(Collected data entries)
=====

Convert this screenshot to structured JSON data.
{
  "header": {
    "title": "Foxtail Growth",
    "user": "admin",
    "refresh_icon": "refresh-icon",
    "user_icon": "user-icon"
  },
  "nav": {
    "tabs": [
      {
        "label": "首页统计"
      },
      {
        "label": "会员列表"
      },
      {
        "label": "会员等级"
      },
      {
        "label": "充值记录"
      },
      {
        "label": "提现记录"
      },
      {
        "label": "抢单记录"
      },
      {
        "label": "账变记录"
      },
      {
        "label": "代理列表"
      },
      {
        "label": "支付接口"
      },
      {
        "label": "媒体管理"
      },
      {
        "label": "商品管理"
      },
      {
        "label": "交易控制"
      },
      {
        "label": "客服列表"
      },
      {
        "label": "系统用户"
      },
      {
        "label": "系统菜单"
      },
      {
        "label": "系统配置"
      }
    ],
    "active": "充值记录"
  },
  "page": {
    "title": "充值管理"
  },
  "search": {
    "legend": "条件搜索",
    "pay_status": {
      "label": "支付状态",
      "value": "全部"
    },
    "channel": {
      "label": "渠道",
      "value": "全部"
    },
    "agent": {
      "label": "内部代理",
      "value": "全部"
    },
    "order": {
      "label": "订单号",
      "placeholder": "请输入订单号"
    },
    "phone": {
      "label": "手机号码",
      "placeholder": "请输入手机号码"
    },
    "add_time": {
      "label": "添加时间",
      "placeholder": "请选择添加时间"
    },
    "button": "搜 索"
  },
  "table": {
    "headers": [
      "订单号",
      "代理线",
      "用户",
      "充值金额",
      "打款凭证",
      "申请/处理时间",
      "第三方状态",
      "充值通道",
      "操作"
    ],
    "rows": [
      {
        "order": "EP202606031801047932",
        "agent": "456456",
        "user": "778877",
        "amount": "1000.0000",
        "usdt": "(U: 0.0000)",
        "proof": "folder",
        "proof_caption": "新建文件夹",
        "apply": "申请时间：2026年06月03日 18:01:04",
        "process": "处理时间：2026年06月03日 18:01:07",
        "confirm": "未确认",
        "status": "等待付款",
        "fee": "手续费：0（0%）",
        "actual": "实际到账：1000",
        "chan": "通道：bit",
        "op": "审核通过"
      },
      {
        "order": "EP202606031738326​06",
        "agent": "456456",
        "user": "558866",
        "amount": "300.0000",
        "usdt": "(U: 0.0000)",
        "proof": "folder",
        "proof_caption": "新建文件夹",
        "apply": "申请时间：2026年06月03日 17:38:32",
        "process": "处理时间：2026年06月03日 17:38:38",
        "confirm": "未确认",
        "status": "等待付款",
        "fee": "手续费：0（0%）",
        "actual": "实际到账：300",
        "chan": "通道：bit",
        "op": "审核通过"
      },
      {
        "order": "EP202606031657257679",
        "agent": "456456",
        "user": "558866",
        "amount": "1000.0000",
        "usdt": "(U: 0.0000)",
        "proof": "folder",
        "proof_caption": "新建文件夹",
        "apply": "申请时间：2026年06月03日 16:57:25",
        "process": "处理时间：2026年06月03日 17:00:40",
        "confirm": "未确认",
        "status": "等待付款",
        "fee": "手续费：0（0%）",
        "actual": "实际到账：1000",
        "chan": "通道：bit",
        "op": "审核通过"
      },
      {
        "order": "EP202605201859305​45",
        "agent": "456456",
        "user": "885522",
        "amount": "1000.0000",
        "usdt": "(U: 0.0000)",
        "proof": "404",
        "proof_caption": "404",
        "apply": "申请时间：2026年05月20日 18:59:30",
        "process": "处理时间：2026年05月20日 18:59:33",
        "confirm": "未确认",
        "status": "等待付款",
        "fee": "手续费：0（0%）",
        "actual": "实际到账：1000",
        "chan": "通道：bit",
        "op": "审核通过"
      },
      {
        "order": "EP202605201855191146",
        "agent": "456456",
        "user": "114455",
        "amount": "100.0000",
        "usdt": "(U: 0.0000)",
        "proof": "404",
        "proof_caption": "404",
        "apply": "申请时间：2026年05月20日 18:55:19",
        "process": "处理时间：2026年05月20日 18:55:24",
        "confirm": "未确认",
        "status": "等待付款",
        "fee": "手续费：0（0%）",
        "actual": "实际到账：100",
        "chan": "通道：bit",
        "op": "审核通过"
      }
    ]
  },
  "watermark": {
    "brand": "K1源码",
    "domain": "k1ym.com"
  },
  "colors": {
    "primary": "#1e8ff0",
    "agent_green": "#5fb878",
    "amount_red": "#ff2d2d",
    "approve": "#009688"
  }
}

=====

Go through the records. Copy each line where "placeholder" appears.

      "placeholder": "请输入订单号"
      "placeholder": "请输入手机号码"
      "placeholder": "请选择添加时间"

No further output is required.